» **What needs to be done**
Spot each line in the records below where the word "this" occurs, then copy it.

» **Extracted entries**

---------------

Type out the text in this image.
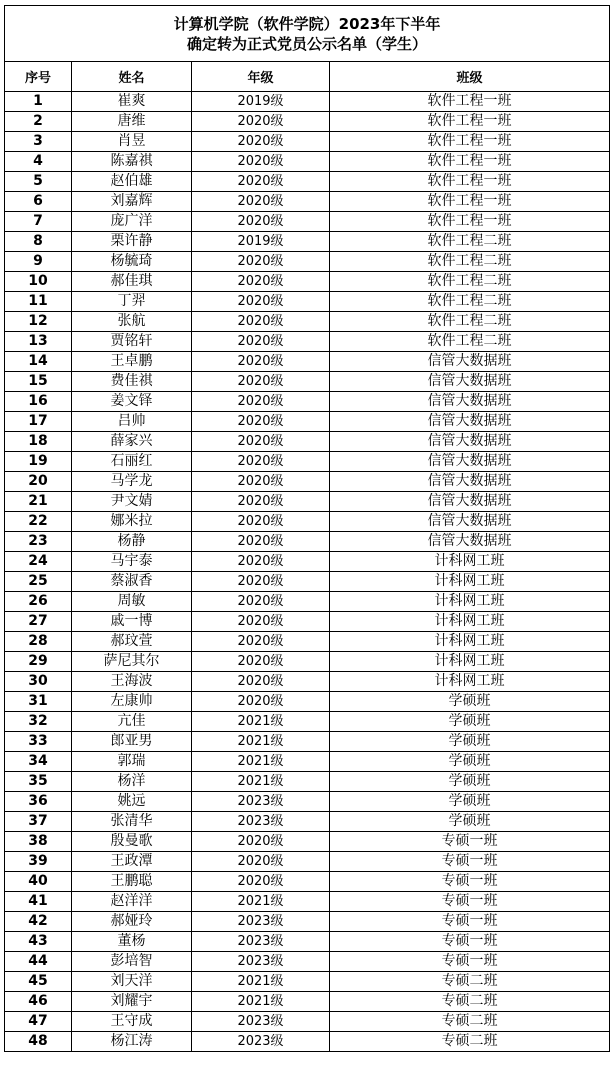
计算机学院（软件学院）2023年下半年
确定转为正式党员公示名单（学生）			

序号	姓名	年级	班级
1	崔爽	2019级	软件工程一班
2	唐维	2020级	软件工程一班
3	肖昱	2020级	软件工程一班
4	陈嘉祺	2020级	软件工程一班
5	赵伯雄	2020级	软件工程一班
6	刘嘉辉	2020级	软件工程一班
7	庞广洋	2020级	软件工程一班
8	栗许静	2019级	软件工程二班
9	杨毓琦	2020级	软件工程二班
10	郝佳琪	2020级	软件工程二班
11	丁羿	2020级	软件工程二班
12	张航	2020级	软件工程二班
13	贾铭轩	2020级	软件工程二班
14	王卓鹏	2020级	信管大数据班
15	费佳祺	2020级	信管大数据班
16	姜文铎	2020级	信管大数据班
17	吕帅	2020级	信管大数据班
18	薛家兴	2020级	信管大数据班
19	石丽红	2020级	信管大数据班
20	马学龙	2020级	信管大数据班
21	尹文婧	2020级	信管大数据班
22	娜米拉	2020级	信管大数据班
23	杨静	2020级	信管大数据班
24	马宇泰	2020级	计科网工班
25	蔡淑香	2020级	计科网工班
26	周敏	2020级	计科网工班
27	戚一博	2020级	计科网工班
28	郝玟萱	2020级	计科网工班
29	萨尼其尔	2020级	计科网工班
30	王海波	2020级	计科网工班
31	左康帅	2020级	学硕班
32	亢佳	2021级	学硕班
33	郎亚男	2021级	学硕班
34	郭瑞	2021级	学硕班
35	杨洋	2021级	学硕班
36	姚远	2023级	学硕班
37	张清华	2023级	学硕班
38	殷曼歌	2020级	专硕一班
39	王政潭	2020级	专硕一班
40	王鹏聪	2020级	专硕一班
41	赵洋洋	2021级	专硕一班
42	郝娅玲	2023级	专硕一班
43	董杨	2023级	专硕一班
44	彭培智	2023级	专硕一班
45	刘天洋	2021级	专硕二班
46	刘耀宇	2021级	专硕二班
47	王守成	2023级	专硕二班
48	杨江涛	2023级	专硕二班
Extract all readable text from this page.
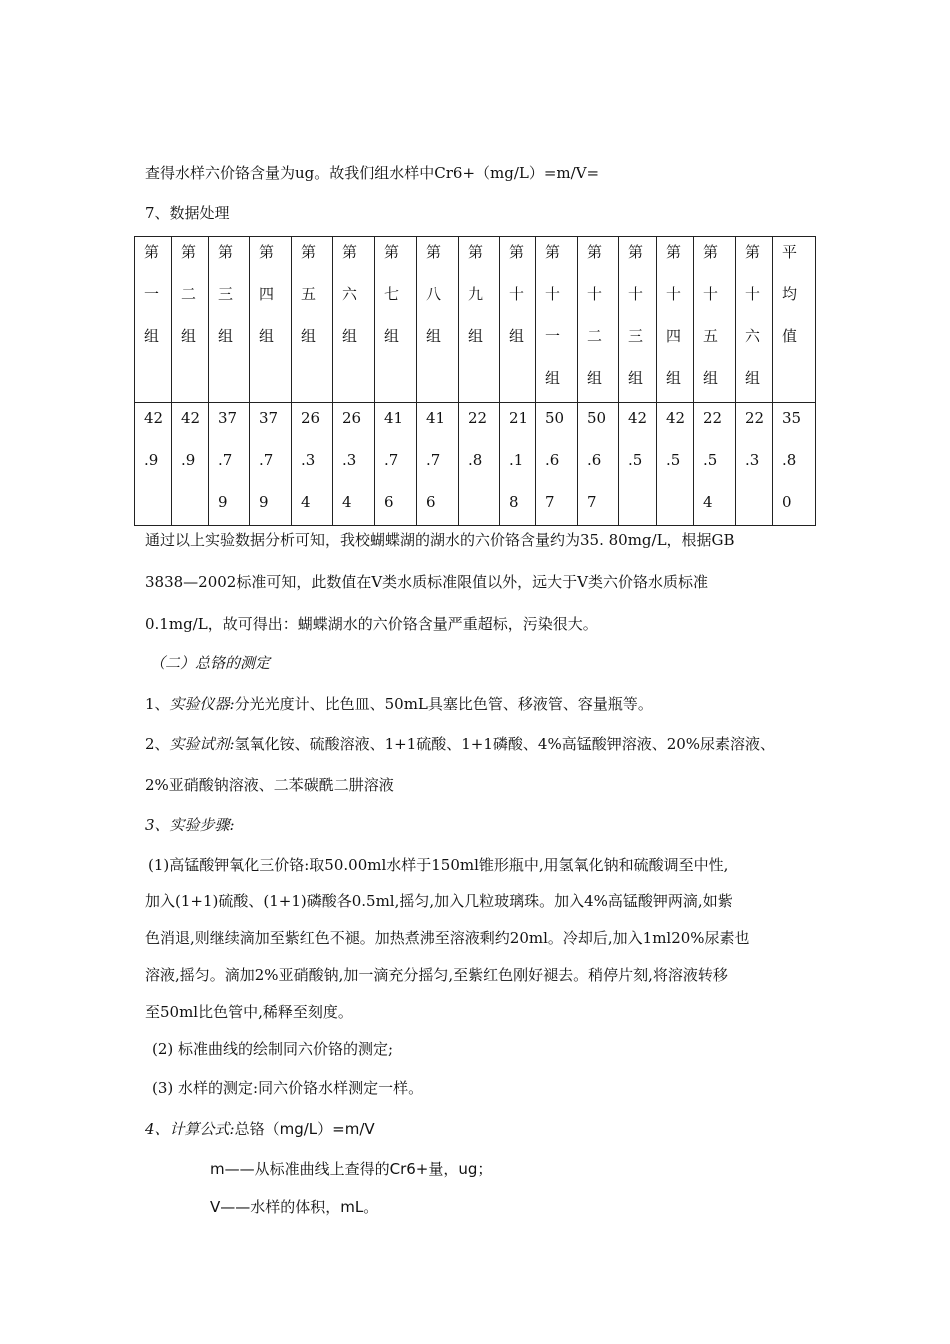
查得水样六价铬含量为ug。故我们组水样中Cr6+（mg/L）=m/V=
7、数据处理
第
一
组
第
二
组
第
三
组
第
四
组
第
五
组
第
六
组
第
七
组
第
八
组
第
九
组
第
十
组
第
十
一
组
第
十
二
组
第
十
三
组
第
十
四
组
第
十
五
组
第
十
六
组
平
均
值
42
.9
42
.9
37
.7
9
37
.7
9
26
.3
4
26
.3
4
41
.7
6
41
.7
6
22
.8
21
.1
8
50
.6
7
50
.6
7
42
.5
42
.5
22
.5
4
22
.3
35
.8
0
通过以上实验数据分析可知，我校蝴蝶湖的湖水的六价铬含量约为35. 80mg/L，根据GB
3838—2002标准可知，此数值在V类水质标准限值以外，远大于V类六价铬水质标准
0.1mg/L，故可得出：蝴蝶湖水的六价铬含量严重超标，污染很大。
（二）总铬的测定
1、实验仪器:分光光度计、比色皿、50mL具塞比色管、移液管、容量瓶等。
2、实验试剂:氢氧化铵、硫酸溶液、1+1硫酸、1+1磷酸、4%高锰酸钾溶液、20%尿素溶液、
2%亚硝酸钠溶液、二苯碳酰二肼溶液
3、实验步骤:
(1)高锰酸钾氧化三价铬:取50.00ml水样于150ml锥形瓶中,用氢氧化钠和硫酸调至中性,
加入(1+1)硫酸、(1+1)磷酸各0.5ml,摇匀,加入几粒玻璃珠。加入4%高锰酸钾两滴,如紫
色消退,则继续滴加至紫红色不褪。加热煮沸至溶液剩约20ml。冷却后,加入1ml20%尿素也
溶液,摇匀。滴加2%亚硝酸钠,加一滴充分摇匀,至紫红色刚好褪去。稍停片刻,将溶液转移
至50ml比色管中,稀释至刻度。
(2) 标准曲线的绘制同六价铬的测定;
(3) 水样的测定:同六价铬水样测定一样。
4、计算公式:总铬（mg/L）=m/V
m——从标准曲线上查得的Cr6+量，ug；
V——水样的体积，mL。
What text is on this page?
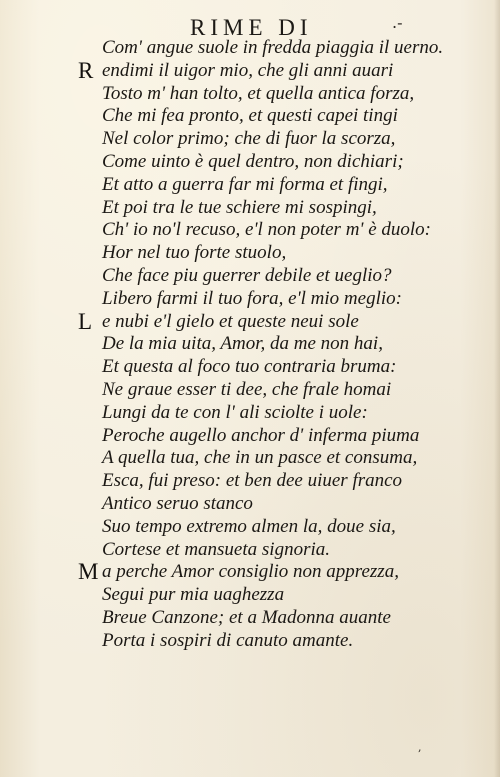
RIME DI	.-
Com' angue suole in fredda piaggia il uerno.
R endimi il uigor mio, che gli anni auari
Tosto m' han tolto, et quella antica forza,
Che mi fea pronto, et questi capei tingi
Nel color primo; che di fuor la scorza,
Come uinto è quel dentro, non dichiari;
Et atto a guerra far mi forma et fingi,
Et poi tra le tue schiere mi sospingi,
Ch' io no'l recuso, e'l non poter m' è duolo:
Hor nel tuo forte stuolo,
Che face piu guerrer debile et ueglio?
Libero farmi il tuo fora, e'l mio meglio:
L e nubi e'l gielo et queste neui sole
De la mia uita, Amor, da me non hai,
Et questa al foco tuo contraria bruma:
Ne graue esser ti dee, che frale homai
Lungi da te con l' ali sciolte i uole:
Peroche augello anchor d' inferma piuma
A quella tua, che in un pasce et consuma,
Esca, fui preso: et ben dee uiuer franco
Antico seruo stanco
Suo tempo extremo almen la, doue sia,
Cortese et mansueta signoria.
M a perche Amor consiglio non apprezza,
Segui pur mia uaghezza
Breue Canzone; et a Madonna auante
Porta i sospiri di canuto amante.
,
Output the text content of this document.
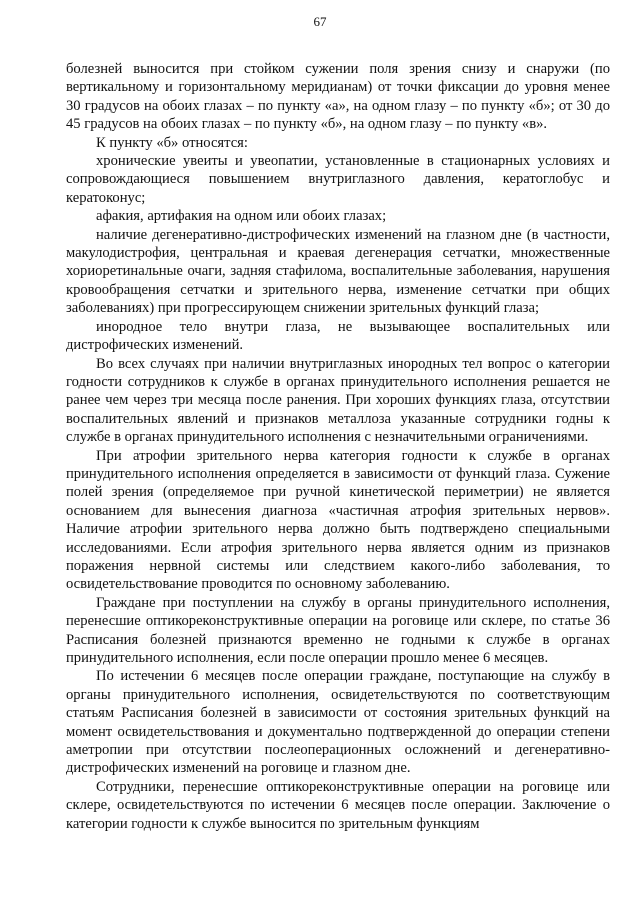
67

болезней выносится при стойком сужении поля зрения снизу и снаружи (по вертикальному и горизонтальному меридианам) от точки фиксации до уровня менее 30 градусов на обоих глазах – по пункту «а», на одном глазу – по пункту «б»; от 30 до 45 градусов на обоих глазах – по пункту «б», на одном глазу – по пункту «в».

К пункту «б» относятся:

хронические увеиты и увеопатии, установленные в стационарных условиях и сопровождающиеся повышением внутриглазного давления, кератоглобус и кератоконус;

афакия, артифакия на одном или обоих глазах;

наличие дегенеративно-дистрофических изменений на глазном дне (в частности, макулодистрофия, центральная и краевая дегенерация сетчатки, множественные хориоретинальные очаги, задняя стафилома, воспалительные заболевания, нарушения кровообращения сетчатки и зрительного нерва, изменение сетчатки при общих заболеваниях) при прогрессирующем снижении зрительных функций глаза;

инородное тело внутри глаза, не вызывающее воспалительных или дистрофических изменений.

Во всех случаях при наличии внутриглазных инородных тел вопрос о категории годности сотрудников к службе в органах принудительного исполнения решается не ранее чем через три месяца после ранения. При хороших функциях глаза, отсутствии воспалительных явлений и признаков металлоза указанные сотрудники годны к службе в органах принудительного исполнения с незначительными ограничениями.

При атрофии зрительного нерва категория годности к службе в органах принудительного исполнения определяется в зависимости от функций глаза. Сужение полей зрения (определяемое при ручной кинетической периметрии) не является основанием для вынесения диагноза «частичная атрофия зрительных нервов». Наличие атрофии зрительного нерва должно быть подтверждено специальными исследованиями. Если атрофия зрительного нерва является одним из признаков поражения нервной системы или следствием какого-либо заболевания, то освидетельствование проводится по основному заболеванию.

Граждане при поступлении на службу в органы принудительного исполнения, перенесшие оптикореконструктивные операции на роговице или склере, по статье 36 Расписания болезней признаются временно не годными к службе в органах принудительного исполнения, если после операции прошло менее 6 месяцев.

По истечении 6 месяцев после операции граждане, поступающие на службу в органы принудительного исполнения, освидетельствуются по соответствующим статьям Расписания болезней в зависимости от состояния зрительных функций на момент освидетельствования и документально подтвержденной до операции степени аметропии при отсутствии послеоперационных осложнений и дегенеративно-дистрофических изменений на роговице и глазном дне.

Сотрудники, перенесшие оптикореконструктивные операции на роговице или склере, освидетельствуются по истечении 6 месяцев после операции. Заключение о категории годности к службе выносится по зрительным функциям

---------------

» **Completed task**
Type out the text in this image.
Extract all readable text from this page.
What text is on this page?
Output the text content of this document.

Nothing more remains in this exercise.